■ **OBJECTIVE**: Give only the number of lines that contain the word "record".

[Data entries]
----
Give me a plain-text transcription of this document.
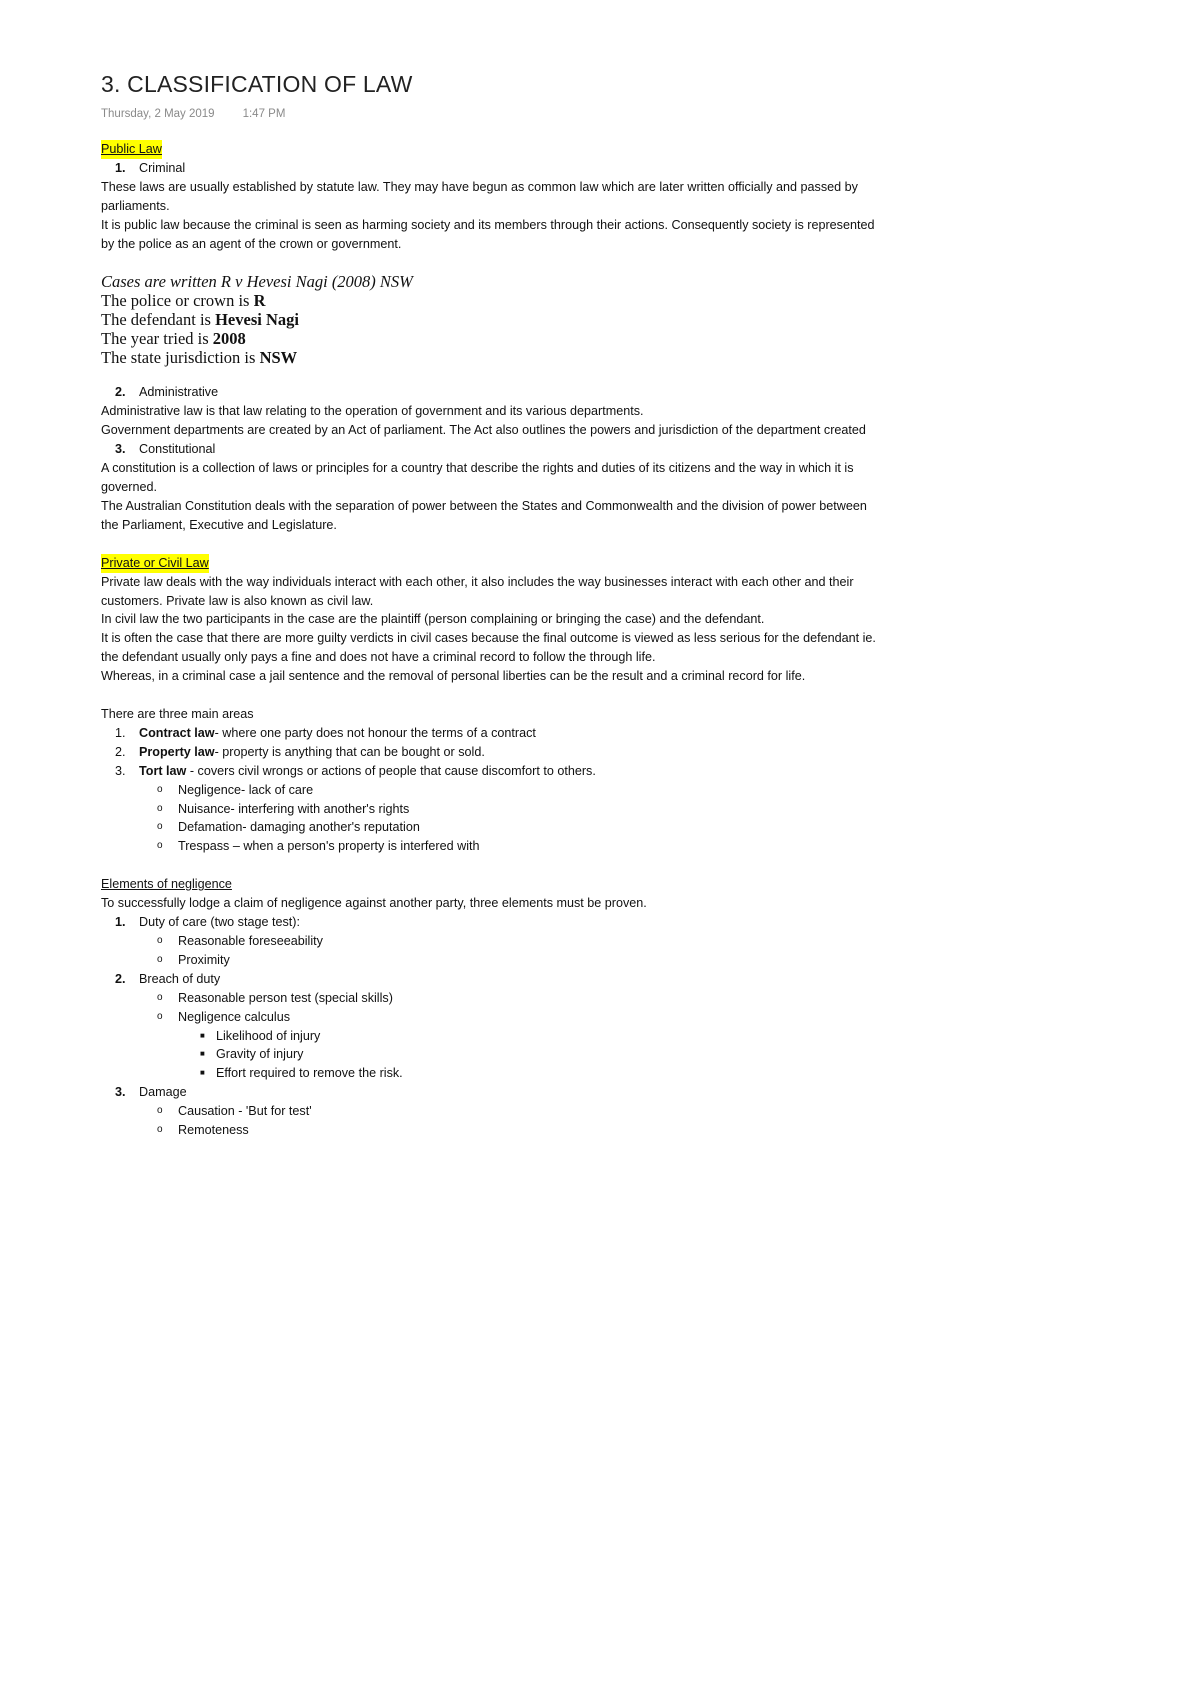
3. CLASSIFICATION OF LAW
Thursday, 2 May 2019 1:47 PM
Public Law
1. Criminal

These laws are usually established by statute law. They may have begun as common law which are later written officially and passed by parliaments.

It is public law because the criminal is seen as harming society and its members through their actions. Consequently society is represented by the police as an agent of the crown or government.

Cases are written R v Hevesi Nagi (2008) NSW
The police or crown is R
The defendant is Hevesi Nagi
The year tried is 2008
The state jurisdiction is NSW
2. Administrative

Administrative law is that law relating to the operation of government and its various departments.

Government departments are created by an Act of parliament. The Act also outlines the powers and jurisdiction of the department created

3. Constitutional

A constitution is a collection of laws or principles for a country that describe the rights and duties of its citizens and the way in which it is governed.

The Australian Constitution deals with the separation of power between the States and Commonwealth and the division of power between the Parliament, Executive and Legislature.

Private or Civil Law

Private law deals with the way individuals interact with each other, it also includes the way businesses interact with each other and their customers. Private law is also known as civil law.

In civil law the two participants in the case are the plaintiff (person complaining or bringing the case) and the defendant.

It is often the case that there are more guilty verdicts in civil cases because the final outcome is viewed as less serious for the defendant ie. the defendant usually only pays a fine and does not have a criminal record to follow the through life.

Whereas, in a criminal case a jail sentence and the removal of personal liberties can be the result and a criminal record for life.

There are three main areas

1. Contract law- where one party does not honour the terms of a contract
2. Property law- property is anything that can be bought or sold.
3. Tort law - covers civil wrongs or actions of people that cause discomfort to others.
o Negligence- lack of care
o Nuisance- interfering with another's rights
o Defamation- damaging another's reputation
o Trespass – when a person's property is interfered with
Elements of negligence

To successfully lodge a claim of negligence against another party, three elements must be proven.

1. Duty of care (two stage test):
o Reasonable foreseeability
o Proximity
2. Breach of duty
o Reasonable person test (special skills)
o Negligence calculus
■ Likelihood of injury
■ Gravity of injury
■ Effort required to remove the risk.
3. Damage
o Causation - 'But for test'
o Remoteness
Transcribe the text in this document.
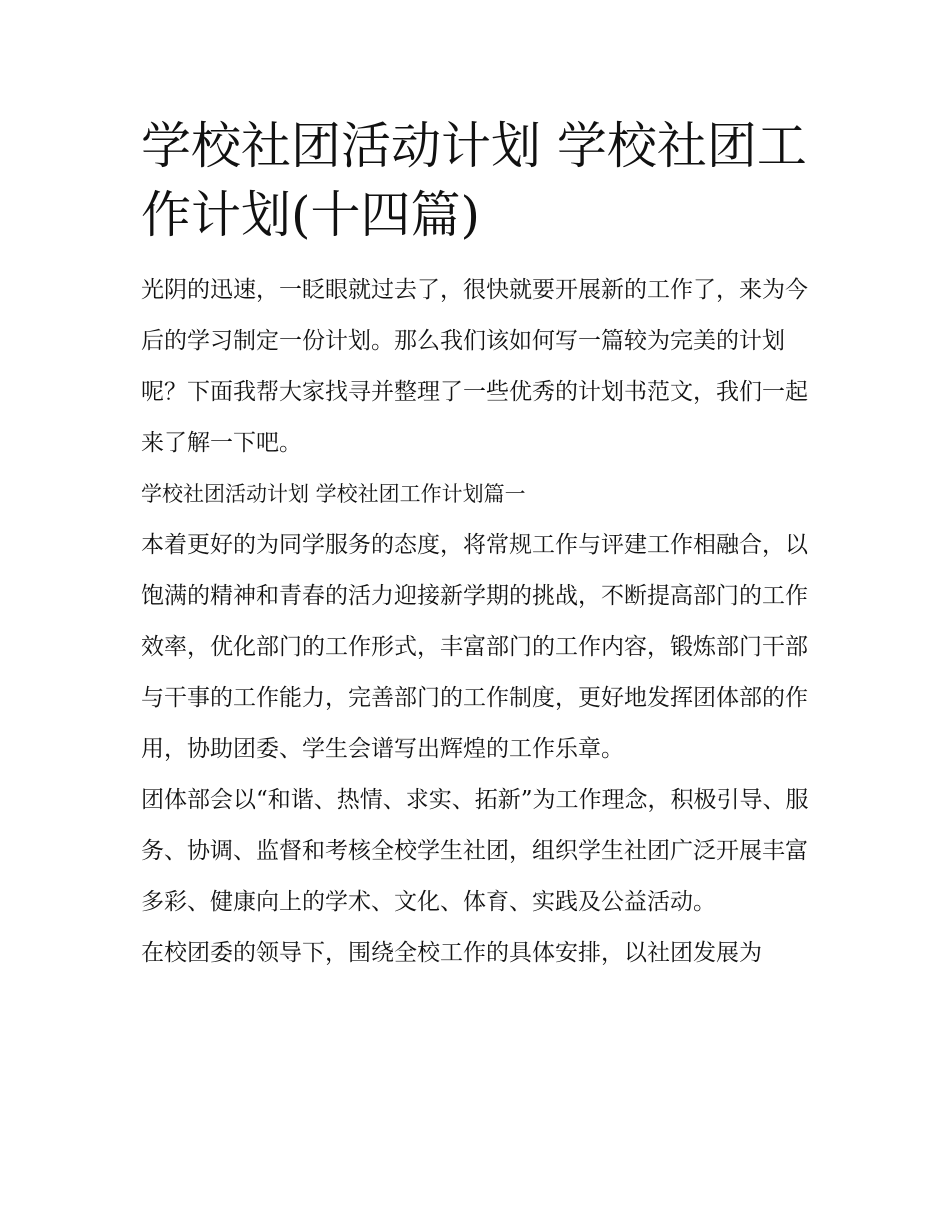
学校社团活动计划 学校社团工作计划(十四篇)

光阴的迅速，一眨眼就过去了，很快就要开展新的工作了，来为今后的学习制定一份计划。那么我们该如何写一篇较为完美的计划呢？下面我帮大家找寻并整理了一些优秀的计划书范文，我们一起来了解一下吧。

学校社团活动计划 学校社团工作计划篇一

本着更好的为同学服务的态度，将常规工作与评建工作相融合，以饱满的精神和青春的活力迎接新学期的挑战，不断提高部门的工作效率，优化部门的工作形式，丰富部门的工作内容，锻炼部门干部与干事的工作能力，完善部门的工作制度，更好地发挥团体部的作用，协助团委、学生会谱写出辉煌的工作乐章。

团体部会以“和谐、热情、求实、拓新”为工作理念，积极引导、服务、协调、监督和考核全校学生社团，组织学生社团广泛开展丰富多彩、健康向上的学术、文化、体育、实践及公益活动。

在校团委的领导下，围绕全校工作的具体安排，以社团发展为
----
■ **FINISHED TASK**: 2